» INSTRUCTIONS FOR THE TASK
Scan the listing below for the word "Show" and state how many lines hold it. Write nothing but the number.

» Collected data
* * *
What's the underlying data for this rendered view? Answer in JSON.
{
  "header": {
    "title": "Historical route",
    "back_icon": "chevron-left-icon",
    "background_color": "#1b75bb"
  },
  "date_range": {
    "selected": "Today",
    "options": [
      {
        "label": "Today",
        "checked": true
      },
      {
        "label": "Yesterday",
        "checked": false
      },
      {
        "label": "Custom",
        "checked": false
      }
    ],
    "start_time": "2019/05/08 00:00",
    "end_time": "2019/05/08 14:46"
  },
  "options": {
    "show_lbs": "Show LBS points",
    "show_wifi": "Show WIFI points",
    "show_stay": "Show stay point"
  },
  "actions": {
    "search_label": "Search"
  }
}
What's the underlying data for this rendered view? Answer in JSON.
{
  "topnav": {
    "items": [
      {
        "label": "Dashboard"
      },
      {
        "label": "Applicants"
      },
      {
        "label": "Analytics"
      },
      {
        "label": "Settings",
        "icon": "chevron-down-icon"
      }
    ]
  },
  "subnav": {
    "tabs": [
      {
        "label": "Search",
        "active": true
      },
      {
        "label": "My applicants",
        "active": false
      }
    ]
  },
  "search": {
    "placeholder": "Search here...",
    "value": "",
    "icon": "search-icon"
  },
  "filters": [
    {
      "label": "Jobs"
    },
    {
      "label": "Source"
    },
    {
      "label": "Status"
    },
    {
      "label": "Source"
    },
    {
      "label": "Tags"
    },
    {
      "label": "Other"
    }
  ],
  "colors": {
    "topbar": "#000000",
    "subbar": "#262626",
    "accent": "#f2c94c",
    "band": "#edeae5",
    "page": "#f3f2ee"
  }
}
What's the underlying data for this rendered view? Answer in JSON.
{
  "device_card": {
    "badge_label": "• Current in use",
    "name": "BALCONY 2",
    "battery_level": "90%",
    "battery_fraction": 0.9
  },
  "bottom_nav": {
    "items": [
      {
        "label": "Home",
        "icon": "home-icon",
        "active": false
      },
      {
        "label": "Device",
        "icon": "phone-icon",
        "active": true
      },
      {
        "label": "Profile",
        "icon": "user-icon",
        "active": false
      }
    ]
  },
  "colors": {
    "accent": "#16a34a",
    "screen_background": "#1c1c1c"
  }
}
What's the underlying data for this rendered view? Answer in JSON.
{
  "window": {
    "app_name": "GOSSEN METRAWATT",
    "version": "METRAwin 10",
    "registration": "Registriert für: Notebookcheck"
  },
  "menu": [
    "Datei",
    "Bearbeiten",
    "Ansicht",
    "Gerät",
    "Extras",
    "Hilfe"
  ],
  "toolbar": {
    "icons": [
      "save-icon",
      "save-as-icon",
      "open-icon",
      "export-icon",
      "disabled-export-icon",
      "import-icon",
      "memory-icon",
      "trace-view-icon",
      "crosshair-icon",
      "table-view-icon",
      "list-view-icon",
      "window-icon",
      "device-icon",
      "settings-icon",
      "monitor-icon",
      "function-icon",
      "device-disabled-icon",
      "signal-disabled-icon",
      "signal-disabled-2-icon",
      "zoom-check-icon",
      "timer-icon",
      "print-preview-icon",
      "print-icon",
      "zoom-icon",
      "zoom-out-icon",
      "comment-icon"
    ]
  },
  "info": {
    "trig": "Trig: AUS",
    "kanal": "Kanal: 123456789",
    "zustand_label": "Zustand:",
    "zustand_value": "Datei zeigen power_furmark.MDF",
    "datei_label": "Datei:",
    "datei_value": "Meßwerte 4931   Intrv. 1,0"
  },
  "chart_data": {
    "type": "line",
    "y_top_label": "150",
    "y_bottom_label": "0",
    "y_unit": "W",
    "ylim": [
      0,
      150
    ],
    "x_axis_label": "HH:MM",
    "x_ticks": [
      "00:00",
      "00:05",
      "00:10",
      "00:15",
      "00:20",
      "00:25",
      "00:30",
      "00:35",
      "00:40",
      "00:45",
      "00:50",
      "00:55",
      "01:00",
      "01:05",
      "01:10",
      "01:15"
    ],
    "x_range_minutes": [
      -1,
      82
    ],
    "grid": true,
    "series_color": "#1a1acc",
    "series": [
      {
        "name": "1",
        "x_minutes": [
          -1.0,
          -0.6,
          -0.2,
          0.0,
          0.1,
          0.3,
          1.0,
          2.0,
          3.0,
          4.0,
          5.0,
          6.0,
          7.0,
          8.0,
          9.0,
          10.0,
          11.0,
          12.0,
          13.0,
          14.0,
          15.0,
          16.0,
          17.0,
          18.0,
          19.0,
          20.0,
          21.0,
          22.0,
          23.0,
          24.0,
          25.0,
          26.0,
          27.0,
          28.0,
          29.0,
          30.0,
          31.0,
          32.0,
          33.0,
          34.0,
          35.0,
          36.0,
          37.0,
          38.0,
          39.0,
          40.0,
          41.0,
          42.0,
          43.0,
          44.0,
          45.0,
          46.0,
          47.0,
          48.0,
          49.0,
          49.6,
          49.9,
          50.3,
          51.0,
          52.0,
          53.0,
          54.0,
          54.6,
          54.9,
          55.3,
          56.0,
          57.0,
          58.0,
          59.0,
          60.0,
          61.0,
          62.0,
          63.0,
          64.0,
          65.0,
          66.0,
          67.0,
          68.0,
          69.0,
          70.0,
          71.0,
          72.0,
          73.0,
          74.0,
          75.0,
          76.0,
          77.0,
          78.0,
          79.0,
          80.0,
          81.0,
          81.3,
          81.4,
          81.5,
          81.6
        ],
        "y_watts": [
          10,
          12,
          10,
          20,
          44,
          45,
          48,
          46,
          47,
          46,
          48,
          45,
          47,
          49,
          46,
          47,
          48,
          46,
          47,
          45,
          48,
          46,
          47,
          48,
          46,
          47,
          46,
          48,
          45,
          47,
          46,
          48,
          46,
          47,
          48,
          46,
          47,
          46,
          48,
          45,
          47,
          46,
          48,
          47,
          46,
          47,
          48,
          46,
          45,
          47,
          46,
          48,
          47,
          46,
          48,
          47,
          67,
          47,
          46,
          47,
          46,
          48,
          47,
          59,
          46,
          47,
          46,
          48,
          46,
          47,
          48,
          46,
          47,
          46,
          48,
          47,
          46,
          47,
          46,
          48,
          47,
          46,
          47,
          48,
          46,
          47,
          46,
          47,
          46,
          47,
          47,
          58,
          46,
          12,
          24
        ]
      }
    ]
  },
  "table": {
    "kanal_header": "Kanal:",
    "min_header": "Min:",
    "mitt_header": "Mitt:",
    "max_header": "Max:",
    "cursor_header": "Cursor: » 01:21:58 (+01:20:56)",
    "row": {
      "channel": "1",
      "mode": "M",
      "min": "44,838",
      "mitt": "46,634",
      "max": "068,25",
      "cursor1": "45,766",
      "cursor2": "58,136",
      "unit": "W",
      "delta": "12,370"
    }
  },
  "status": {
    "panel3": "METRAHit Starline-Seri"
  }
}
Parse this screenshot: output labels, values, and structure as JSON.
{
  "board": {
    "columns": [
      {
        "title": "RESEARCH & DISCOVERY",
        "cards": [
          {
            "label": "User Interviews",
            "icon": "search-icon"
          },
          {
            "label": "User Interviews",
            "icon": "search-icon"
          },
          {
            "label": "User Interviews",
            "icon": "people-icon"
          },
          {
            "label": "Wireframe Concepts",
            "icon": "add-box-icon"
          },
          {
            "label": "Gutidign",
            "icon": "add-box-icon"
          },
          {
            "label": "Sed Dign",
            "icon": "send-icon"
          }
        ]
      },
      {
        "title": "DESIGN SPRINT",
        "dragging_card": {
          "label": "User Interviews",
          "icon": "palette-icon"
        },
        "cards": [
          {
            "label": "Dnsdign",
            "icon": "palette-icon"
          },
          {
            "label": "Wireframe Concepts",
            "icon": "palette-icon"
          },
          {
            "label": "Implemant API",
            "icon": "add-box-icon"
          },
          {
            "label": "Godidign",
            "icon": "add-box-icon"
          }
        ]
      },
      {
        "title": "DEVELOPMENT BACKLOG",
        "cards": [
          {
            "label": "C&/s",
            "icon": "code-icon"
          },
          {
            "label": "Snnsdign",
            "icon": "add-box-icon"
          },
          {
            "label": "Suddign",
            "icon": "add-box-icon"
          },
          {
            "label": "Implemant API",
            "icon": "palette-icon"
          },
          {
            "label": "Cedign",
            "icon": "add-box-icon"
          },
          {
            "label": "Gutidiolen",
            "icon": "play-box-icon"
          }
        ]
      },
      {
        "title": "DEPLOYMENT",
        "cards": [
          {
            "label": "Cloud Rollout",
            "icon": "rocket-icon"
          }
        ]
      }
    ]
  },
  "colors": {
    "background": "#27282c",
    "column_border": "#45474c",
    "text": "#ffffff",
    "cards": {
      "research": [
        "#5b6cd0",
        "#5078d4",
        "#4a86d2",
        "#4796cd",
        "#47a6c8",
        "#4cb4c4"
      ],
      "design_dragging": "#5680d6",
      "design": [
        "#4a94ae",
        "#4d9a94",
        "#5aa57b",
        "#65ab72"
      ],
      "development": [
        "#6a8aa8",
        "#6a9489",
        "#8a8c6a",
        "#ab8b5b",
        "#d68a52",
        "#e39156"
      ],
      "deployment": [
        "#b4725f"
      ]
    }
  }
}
* * *
» SOLUTION
3